__WORK TO COMPLETE__:
Give the number of lines that include the string "name", nothing more.

__RECORDED INFORMATION__:
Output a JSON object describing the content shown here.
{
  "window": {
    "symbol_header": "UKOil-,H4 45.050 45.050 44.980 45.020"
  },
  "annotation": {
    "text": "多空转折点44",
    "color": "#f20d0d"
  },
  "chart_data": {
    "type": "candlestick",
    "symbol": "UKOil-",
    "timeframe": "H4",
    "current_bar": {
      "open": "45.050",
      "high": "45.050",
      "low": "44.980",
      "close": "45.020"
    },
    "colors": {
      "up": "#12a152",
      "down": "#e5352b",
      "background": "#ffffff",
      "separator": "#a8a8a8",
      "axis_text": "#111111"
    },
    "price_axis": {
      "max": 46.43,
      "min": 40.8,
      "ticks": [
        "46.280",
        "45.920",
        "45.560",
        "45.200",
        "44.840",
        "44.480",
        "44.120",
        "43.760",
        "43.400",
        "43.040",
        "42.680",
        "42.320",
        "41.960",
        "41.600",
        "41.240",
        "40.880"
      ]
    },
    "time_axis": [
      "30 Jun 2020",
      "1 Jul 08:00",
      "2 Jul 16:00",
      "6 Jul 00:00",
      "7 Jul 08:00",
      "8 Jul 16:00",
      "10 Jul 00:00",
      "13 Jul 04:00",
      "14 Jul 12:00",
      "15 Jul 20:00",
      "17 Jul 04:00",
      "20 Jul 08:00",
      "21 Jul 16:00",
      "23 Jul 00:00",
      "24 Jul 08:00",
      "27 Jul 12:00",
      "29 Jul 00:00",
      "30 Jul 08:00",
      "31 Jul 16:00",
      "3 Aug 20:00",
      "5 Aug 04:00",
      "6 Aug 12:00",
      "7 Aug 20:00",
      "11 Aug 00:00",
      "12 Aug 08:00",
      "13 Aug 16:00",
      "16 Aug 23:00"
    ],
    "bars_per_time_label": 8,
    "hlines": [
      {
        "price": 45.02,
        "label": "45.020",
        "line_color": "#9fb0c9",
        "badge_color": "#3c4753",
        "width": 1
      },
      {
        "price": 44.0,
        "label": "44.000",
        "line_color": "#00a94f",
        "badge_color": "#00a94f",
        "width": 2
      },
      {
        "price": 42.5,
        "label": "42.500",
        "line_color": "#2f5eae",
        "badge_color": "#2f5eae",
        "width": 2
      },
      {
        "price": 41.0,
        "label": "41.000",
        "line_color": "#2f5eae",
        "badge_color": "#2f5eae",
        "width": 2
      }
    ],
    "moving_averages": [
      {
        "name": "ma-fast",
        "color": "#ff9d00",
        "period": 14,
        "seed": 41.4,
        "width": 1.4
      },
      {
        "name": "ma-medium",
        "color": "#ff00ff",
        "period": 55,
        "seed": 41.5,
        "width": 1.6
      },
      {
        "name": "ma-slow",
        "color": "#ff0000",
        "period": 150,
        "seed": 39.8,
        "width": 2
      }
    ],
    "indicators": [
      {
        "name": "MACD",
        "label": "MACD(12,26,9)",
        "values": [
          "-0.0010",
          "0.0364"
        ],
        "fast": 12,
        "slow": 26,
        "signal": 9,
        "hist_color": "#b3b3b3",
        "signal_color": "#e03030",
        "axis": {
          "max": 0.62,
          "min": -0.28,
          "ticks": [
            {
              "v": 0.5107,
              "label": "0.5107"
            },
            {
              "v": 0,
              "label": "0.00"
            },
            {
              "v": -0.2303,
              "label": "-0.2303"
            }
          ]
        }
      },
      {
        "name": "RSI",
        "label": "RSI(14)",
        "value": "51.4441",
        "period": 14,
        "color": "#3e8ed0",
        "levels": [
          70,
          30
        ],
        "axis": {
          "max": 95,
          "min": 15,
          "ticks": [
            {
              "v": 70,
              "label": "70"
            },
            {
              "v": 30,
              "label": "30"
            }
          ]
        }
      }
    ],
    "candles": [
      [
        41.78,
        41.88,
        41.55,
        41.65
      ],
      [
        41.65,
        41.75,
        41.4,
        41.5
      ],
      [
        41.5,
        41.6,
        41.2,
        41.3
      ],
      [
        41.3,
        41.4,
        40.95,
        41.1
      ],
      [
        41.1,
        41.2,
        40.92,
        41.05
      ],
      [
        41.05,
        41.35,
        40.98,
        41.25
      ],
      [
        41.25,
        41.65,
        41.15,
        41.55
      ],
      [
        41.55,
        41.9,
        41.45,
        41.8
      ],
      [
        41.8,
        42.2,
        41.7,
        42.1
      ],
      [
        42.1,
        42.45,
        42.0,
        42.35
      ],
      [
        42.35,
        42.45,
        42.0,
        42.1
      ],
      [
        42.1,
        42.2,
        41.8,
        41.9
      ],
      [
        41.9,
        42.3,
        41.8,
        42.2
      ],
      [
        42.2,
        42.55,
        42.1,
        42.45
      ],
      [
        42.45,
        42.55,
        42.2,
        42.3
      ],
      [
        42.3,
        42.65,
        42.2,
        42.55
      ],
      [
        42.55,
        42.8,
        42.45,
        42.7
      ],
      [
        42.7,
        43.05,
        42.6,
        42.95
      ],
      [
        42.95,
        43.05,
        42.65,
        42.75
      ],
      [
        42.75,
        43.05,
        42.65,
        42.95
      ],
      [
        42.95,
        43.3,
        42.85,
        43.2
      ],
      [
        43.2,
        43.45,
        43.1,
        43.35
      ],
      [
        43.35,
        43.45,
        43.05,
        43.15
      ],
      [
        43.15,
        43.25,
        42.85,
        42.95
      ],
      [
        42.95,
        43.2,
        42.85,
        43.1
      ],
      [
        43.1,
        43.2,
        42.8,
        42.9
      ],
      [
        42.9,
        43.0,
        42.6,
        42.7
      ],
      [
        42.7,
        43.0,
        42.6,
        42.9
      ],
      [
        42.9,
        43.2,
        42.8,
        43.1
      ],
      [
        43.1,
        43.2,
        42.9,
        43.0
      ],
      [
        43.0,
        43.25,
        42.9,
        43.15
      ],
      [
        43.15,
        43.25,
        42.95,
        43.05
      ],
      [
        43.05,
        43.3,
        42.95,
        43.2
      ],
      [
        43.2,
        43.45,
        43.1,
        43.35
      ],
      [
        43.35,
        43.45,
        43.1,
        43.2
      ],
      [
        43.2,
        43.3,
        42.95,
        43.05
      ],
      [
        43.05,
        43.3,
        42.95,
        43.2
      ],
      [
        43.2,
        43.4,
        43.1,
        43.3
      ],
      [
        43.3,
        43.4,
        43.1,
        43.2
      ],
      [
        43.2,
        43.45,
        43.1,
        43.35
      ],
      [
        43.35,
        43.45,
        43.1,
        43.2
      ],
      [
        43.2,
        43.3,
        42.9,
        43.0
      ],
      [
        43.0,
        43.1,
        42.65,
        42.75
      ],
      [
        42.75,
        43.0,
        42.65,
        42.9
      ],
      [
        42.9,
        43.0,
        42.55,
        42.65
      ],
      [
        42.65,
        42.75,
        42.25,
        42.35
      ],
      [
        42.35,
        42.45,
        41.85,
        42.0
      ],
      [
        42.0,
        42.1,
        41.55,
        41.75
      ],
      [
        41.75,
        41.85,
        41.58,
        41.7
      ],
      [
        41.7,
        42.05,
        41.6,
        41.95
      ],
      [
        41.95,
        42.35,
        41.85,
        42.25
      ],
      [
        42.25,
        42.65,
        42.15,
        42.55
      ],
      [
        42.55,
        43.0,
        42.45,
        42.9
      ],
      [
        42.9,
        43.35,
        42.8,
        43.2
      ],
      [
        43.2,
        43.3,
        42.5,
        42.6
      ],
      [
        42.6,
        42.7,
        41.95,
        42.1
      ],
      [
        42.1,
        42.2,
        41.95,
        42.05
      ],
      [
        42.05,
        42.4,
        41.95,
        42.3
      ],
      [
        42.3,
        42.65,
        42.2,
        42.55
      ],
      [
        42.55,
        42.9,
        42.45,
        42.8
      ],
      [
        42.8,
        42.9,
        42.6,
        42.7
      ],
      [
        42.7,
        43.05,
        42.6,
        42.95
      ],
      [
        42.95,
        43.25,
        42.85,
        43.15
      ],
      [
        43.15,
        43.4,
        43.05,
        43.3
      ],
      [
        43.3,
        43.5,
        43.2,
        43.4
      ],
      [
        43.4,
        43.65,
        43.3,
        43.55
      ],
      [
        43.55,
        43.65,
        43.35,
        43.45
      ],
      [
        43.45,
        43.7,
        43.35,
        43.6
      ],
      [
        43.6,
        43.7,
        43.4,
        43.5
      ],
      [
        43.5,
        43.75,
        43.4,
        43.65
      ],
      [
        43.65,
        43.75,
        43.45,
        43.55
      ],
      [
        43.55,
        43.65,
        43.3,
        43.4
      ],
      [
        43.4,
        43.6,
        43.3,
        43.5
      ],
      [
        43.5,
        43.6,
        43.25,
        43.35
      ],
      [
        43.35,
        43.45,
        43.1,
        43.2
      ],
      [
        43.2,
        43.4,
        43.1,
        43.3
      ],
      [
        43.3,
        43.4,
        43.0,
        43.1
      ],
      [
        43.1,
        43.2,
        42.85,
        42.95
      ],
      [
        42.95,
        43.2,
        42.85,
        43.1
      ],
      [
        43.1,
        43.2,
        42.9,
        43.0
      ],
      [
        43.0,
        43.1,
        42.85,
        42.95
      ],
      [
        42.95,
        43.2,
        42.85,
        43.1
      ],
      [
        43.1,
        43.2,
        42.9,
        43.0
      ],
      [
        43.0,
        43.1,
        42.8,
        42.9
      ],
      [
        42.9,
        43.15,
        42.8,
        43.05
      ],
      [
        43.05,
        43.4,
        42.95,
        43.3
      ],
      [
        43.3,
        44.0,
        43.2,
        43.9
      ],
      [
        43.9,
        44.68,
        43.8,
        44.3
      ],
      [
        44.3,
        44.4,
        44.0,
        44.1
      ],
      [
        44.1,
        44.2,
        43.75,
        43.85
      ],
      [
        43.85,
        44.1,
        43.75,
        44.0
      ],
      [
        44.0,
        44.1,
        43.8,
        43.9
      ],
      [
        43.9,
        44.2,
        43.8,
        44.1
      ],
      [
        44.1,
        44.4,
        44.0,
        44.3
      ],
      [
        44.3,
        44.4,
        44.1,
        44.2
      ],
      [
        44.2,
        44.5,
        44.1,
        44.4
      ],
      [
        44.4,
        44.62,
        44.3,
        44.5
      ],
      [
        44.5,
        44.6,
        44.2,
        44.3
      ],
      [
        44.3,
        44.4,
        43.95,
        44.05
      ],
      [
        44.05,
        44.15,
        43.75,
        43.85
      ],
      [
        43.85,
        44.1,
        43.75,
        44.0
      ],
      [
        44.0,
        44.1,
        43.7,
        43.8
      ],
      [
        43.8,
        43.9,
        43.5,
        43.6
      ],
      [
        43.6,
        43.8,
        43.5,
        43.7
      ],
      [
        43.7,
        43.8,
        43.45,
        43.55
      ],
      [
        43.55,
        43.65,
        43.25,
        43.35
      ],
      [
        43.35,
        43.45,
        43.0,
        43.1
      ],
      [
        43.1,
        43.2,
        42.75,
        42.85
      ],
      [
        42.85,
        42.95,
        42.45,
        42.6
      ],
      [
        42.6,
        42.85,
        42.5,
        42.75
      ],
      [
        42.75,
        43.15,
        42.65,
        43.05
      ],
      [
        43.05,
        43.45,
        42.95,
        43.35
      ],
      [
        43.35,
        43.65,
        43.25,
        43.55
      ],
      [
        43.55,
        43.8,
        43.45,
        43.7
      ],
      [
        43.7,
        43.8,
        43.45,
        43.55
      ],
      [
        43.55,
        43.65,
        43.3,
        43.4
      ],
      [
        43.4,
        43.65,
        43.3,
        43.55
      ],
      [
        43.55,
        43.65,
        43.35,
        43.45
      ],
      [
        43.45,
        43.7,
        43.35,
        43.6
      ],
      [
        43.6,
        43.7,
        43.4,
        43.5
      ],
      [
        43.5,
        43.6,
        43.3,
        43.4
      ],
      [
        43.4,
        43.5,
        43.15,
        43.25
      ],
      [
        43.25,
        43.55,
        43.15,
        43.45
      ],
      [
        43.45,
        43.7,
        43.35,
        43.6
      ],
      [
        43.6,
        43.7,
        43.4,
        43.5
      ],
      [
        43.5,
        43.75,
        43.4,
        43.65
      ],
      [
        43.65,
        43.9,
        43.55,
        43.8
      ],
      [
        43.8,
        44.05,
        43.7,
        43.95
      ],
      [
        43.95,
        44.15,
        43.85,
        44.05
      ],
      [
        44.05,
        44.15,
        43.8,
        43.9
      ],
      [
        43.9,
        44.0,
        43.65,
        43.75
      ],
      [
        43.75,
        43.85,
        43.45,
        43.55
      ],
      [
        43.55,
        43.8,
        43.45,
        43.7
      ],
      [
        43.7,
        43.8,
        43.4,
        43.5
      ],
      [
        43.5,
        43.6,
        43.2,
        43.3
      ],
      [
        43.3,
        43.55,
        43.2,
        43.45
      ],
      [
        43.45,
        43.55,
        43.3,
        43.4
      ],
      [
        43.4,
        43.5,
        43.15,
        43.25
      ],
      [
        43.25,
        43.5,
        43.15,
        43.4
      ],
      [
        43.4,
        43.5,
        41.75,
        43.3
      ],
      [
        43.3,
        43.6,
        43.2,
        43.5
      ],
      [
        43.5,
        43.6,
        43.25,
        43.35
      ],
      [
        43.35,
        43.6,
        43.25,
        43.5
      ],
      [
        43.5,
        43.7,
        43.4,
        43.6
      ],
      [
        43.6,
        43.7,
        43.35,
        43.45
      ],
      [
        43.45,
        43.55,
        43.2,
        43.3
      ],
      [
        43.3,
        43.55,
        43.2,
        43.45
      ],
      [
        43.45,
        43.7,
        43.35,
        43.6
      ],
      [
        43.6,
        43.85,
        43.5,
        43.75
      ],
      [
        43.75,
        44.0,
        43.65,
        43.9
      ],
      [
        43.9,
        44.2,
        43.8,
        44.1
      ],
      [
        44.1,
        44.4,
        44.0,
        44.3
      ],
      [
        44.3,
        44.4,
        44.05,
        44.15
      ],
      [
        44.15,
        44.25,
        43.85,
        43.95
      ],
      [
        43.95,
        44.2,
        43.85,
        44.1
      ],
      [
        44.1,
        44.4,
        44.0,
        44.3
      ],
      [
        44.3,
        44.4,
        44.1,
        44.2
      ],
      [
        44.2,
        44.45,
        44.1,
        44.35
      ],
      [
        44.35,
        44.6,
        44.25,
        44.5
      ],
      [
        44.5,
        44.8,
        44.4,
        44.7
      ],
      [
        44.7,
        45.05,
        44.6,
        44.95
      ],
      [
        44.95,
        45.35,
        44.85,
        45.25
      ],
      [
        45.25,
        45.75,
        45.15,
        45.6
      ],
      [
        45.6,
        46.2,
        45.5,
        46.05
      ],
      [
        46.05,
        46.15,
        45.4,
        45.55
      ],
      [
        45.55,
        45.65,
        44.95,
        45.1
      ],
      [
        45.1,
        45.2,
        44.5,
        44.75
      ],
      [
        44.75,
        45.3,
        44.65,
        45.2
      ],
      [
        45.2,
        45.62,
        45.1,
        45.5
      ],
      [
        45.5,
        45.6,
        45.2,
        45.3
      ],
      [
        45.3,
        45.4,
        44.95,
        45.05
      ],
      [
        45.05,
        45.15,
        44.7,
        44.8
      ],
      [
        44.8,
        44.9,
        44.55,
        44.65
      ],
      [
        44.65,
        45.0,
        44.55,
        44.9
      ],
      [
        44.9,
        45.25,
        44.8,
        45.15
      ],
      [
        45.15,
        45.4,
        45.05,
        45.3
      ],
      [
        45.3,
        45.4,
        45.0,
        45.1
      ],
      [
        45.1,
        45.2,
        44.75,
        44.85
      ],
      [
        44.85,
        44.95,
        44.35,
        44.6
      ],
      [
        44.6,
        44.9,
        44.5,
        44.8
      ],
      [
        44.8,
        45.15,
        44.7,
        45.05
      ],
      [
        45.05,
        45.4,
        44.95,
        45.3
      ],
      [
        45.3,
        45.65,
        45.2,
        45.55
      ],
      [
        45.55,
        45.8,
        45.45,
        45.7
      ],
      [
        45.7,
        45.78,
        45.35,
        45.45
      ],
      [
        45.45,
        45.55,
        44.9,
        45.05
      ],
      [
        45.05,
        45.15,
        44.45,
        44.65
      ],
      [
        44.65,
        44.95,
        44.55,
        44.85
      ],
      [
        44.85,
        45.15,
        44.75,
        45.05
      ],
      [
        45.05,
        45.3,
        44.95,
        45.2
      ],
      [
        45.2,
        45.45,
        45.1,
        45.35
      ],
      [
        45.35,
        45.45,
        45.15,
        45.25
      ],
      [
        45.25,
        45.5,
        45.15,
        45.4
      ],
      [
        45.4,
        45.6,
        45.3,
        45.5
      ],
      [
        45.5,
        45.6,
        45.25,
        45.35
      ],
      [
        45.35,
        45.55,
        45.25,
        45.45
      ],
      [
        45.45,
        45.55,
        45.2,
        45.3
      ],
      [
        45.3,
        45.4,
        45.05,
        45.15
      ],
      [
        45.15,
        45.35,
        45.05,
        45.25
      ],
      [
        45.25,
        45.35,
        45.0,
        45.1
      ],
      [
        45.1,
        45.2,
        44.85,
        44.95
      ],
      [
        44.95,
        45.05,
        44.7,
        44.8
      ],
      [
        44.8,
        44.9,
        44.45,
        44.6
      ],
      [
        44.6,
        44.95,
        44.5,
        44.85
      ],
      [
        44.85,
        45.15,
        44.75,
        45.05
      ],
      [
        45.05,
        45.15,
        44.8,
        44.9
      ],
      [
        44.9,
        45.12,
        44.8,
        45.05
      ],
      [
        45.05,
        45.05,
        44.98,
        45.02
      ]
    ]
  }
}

...

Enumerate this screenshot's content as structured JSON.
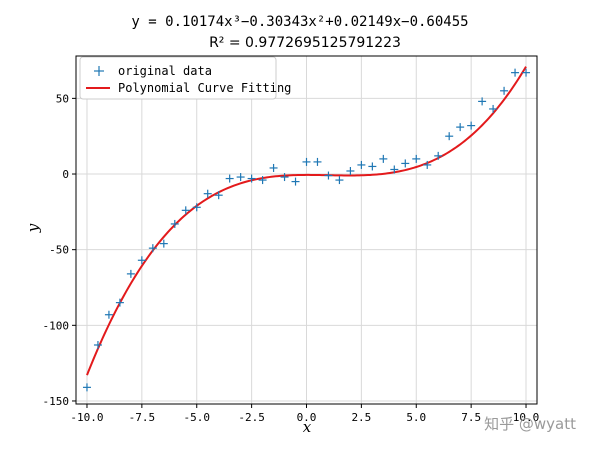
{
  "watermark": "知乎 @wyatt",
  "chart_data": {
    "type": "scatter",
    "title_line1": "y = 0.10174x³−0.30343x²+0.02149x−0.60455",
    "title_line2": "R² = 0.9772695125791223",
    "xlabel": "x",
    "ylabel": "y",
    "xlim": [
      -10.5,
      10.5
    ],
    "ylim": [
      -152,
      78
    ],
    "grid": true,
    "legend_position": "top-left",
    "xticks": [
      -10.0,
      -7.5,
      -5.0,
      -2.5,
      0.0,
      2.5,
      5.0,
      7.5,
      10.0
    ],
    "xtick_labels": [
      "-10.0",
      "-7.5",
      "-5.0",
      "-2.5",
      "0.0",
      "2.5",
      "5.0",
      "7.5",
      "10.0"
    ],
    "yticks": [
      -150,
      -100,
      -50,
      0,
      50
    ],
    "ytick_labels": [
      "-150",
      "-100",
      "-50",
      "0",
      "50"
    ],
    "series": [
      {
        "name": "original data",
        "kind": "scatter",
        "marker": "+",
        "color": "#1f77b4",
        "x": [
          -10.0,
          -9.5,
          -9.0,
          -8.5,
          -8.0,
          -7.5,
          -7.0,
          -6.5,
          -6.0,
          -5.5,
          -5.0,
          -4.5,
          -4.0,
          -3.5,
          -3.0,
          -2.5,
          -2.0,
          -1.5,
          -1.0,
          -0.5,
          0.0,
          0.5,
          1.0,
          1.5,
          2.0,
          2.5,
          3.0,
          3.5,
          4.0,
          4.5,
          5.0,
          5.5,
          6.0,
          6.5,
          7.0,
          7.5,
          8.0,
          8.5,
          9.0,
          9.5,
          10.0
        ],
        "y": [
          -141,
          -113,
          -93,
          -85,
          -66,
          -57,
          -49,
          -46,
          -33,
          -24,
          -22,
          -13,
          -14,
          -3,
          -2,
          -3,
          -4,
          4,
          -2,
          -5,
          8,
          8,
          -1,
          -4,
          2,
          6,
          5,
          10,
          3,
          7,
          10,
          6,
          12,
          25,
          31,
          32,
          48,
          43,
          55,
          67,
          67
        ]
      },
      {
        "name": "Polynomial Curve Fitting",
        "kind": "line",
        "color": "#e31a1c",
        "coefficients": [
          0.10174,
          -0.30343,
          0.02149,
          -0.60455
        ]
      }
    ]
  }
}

__REPLY TO THE EXERCISE__:
7